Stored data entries
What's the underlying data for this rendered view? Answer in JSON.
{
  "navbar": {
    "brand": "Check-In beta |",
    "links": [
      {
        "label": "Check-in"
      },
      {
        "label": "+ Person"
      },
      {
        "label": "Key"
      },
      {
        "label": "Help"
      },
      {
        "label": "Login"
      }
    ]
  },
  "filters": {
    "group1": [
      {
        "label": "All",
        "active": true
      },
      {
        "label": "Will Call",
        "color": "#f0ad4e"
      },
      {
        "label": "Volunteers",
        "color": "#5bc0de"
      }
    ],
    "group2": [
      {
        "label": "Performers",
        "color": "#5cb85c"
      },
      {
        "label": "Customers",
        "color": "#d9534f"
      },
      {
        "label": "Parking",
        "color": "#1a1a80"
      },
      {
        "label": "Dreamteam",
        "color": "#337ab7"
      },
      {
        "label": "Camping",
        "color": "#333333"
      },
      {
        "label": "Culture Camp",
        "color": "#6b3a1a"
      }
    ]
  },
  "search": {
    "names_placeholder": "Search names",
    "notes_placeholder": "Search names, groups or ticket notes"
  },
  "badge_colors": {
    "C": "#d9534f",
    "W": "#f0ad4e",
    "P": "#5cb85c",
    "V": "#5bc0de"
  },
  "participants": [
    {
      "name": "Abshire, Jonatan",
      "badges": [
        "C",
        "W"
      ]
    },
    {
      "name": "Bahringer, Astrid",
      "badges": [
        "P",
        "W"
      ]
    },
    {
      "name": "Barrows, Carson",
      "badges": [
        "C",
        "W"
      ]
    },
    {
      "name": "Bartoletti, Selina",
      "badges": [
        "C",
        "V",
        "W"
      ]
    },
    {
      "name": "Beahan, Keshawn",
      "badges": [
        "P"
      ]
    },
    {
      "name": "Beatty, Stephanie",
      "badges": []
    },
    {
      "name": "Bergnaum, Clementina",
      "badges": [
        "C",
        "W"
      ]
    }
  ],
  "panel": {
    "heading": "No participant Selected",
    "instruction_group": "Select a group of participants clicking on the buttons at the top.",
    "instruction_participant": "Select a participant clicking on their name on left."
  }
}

• _EXERCISE PROMPT_:
Retype all of the entries precisely as they are.

• _ANSWER TO THE EXERCISE_:
What's the underlying data for this rendered view? Answer in JSON.
{
  "navbar": {
    "brand": "Check-In beta |",
    "links": [
      {
        "label": "Check-in"
      },
      {
        "label": "+ Person"
      },
      {
        "label": "Key"
      },
      {
        "label": "Help"
      },
      {
        "label": "Login"
      }
    ]
  },
  "filters": {
    "group1": [
      {
        "label": "All",
        "active": true
      },
      {
        "label": "Will Call",
        "color": "#f0ad4e"
      },
      {
        "label": "Volunteers",
        "color": "#5bc0de"
      }
    ],
    "group2": [
      {
        "label": "Performers",
        "color": "#5cb85c"
      },
      {
        "label": "Customers",
        "color": "#d9534f"
      },
      {
        "label": "Parking",
        "color": "#1a1a80"
      },
      {
        "label": "Dreamteam",
        "color": "#337ab7"
      },
      {
        "label": "Camping",
        "color": "#333333"
      },
      {
        "label": "Culture Camp",
        "color": "#6b3a1a"
      }
    ]
  },
  "search": {
    "names_placeholder": "Search names",
    "notes_placeholder": "Search names, groups or ticket notes"
  },
  "badge_colors": {
    "C": "#d9534f",
    "W": "#f0ad4e",
    "P": "#5cb85c",
    "V": "#5bc0de"
  },
  "participants": [
    {
      "name": "Abshire, Jonatan",
      "badges": [
        "C",
        "W"
      ]
    },
    {
      "name": "Bahringer, Astrid",
      "badges": [
        "P",
        "W"
      ]
    },
    {
      "name": "Barrows, Carson",
      "badges": [
        "C",
        "W"
      ]
    },
    {
      "name": "Bartoletti, Selina",
      "badges": [
        "C",
        "V",
        "W"
      ]
    },
    {
      "name": "Beahan, Keshawn",
      "badges": [
        "P"
      ]
    },
    {
      "name": "Beatty, Stephanie",
      "badges": []
    },
    {
      "name": "Bergnaum, Clementina",
      "badges": [
        "C",
        "W"
      ]
    }
  ],
  "panel": {
    "heading": "No participant Selected",
    "instruction_group": "Select a group of participants clicking on the buttons at the top.",
    "instruction_participant": "Select a participant clicking on their name on left."
  }
}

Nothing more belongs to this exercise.